## Your task
Please extract the complete Screamfest '07 article below, copying it word for word.

## Document text
Screamfest '07
- Promotional poster for the 2007 tour
- Location: North America
- Start date: August 3, 2007
- End date: September 2, 2007
- Legs: 1
- No. of shows: 20 in North America
T.I. tour chronology
|  | Screamfest '07 (2007) |  |
Ciara tour chronology
| Ciara: Live in Concert (2006) | Screamfest '07 (2007) | Jay-Z & Ciara Live (2009) |

= Screamfest '07 =

2007 concert tour by T.I. and Ciara

Screamfest '07 was a summer concert tour headlined by American rapper T.I. and R&B singer Ciara. The tour featured performances from Lloyd, T-Pain, Yung Joc, Tiffany Evans, Yung Berg and 50 Cent. It was a 20-city tour that took place from August 3, 2007 until September 2, 2007 in the United States. The tour was scheduled to begin July 23, 2007, but it was changed for unknown reasons.

## Records
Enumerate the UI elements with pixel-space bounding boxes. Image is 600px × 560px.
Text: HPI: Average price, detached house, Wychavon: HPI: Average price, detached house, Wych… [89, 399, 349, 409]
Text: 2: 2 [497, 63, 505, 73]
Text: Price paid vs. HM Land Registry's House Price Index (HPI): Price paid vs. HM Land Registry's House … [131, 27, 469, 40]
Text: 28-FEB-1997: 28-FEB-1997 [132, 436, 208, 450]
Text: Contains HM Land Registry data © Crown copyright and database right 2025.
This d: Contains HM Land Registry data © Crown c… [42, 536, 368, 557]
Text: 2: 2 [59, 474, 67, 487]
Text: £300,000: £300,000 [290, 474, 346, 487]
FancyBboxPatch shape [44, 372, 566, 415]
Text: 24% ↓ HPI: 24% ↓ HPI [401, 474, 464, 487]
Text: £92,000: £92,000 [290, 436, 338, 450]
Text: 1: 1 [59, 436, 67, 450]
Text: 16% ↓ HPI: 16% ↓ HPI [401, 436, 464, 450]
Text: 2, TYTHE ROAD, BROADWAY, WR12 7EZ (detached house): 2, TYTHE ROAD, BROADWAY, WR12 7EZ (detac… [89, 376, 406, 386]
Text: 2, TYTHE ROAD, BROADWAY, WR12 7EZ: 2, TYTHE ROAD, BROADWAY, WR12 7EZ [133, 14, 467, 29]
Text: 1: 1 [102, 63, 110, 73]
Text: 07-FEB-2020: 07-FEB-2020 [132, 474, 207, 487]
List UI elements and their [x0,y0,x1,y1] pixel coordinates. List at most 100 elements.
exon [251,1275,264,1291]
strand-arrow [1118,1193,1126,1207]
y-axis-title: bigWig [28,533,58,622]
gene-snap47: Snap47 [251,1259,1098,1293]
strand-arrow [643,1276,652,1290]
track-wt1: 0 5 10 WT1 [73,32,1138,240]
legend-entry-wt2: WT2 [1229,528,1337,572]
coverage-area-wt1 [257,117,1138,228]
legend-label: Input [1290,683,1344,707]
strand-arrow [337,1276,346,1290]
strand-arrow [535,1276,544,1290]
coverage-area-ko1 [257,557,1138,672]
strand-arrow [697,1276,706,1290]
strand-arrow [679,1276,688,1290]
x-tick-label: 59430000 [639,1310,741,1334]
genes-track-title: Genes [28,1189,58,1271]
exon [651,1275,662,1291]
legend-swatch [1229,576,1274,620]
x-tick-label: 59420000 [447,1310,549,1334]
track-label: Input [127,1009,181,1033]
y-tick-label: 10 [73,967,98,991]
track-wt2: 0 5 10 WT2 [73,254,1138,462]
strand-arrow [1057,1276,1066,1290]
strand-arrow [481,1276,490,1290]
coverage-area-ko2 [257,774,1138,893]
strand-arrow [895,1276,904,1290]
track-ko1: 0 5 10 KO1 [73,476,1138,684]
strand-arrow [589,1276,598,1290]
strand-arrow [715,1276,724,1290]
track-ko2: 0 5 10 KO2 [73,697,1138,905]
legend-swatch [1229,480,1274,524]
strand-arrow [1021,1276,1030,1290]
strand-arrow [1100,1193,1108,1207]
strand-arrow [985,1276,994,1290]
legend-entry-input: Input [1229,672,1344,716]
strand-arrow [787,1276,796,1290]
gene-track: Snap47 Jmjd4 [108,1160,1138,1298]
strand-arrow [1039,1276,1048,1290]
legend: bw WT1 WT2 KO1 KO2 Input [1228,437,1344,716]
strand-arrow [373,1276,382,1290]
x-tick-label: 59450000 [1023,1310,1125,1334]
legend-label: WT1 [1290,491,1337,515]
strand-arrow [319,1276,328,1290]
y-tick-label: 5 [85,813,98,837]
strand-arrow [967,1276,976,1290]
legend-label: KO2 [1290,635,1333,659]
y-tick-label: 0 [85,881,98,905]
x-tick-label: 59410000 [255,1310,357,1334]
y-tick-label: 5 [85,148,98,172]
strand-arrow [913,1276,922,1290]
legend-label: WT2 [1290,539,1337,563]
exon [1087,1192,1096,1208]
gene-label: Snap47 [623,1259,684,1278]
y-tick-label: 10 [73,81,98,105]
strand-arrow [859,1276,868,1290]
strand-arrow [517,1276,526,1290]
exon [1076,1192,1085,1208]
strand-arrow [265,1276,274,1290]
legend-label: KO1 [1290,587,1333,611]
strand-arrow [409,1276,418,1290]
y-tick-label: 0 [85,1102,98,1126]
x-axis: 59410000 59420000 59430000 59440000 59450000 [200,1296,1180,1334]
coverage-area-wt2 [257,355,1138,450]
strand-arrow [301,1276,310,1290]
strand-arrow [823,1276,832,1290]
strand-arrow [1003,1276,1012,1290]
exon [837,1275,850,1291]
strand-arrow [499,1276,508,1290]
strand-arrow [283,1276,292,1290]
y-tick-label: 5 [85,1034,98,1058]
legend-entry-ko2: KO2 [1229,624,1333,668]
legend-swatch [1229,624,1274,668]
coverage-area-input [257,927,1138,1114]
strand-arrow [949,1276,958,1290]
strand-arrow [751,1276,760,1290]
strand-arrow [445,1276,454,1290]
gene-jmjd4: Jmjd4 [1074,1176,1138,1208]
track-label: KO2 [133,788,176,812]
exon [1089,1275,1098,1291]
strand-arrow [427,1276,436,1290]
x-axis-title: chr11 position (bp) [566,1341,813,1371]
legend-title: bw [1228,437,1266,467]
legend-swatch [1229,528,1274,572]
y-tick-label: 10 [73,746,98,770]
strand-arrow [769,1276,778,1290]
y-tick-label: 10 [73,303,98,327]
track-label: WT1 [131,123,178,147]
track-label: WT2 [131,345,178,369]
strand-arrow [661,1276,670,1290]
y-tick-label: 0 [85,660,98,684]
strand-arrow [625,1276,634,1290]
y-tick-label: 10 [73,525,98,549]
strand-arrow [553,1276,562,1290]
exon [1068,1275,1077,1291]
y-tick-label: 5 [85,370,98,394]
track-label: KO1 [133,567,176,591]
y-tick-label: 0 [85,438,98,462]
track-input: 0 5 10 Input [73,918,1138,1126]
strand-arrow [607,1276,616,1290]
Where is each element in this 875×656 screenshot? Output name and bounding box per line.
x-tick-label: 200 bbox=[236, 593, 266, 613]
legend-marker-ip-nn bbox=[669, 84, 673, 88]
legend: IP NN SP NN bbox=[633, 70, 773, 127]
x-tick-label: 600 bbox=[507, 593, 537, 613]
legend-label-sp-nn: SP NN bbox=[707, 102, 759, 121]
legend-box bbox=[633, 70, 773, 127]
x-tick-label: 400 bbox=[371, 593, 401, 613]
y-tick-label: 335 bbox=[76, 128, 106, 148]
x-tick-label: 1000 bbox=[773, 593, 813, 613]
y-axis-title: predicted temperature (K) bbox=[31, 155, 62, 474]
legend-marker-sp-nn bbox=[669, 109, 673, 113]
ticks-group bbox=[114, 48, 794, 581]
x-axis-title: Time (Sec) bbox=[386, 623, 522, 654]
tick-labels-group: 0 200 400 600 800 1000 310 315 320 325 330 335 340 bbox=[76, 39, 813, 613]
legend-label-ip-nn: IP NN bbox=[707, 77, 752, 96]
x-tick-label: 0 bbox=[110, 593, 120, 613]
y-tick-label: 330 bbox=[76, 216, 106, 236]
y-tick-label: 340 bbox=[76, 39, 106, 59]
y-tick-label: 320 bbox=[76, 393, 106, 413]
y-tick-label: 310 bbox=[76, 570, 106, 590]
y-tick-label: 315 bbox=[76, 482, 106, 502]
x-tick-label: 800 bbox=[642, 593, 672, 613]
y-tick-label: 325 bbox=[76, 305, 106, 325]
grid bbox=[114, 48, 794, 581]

## Completed exercise
Screamfest '07
- Promotional poster for the 2007 tour
- Location: North America
- Start date: August 3, 2007
- End date: September 2, 2007
- Legs: 1
- No. of shows: 20 in North America
T.I. tour chronology
|  | Screamfest '07 (2007) |  |
Ciara tour chronology
| Ciara: Live in Concert (2006) | Screamfest '07 (2007) | Jay-Z & Ciara Live (2009) |

= Screamfest '07 =

2007 concert tour by T.I. and Ciara

Screamfest '07 was a summer concert tour headlined by American rapper T.I. and R&B singer Ciara. The tour featured performances from Lloyd, T-Pain, Yung Joc, Tiffany Evans, Yung Berg and 50 Cent. It was a 20-city tour that took place from August 3, 2007 until September 2, 2007 in the United States. The tour was scheduled to begin July 23, 2007, but it was changed for unknown reasons.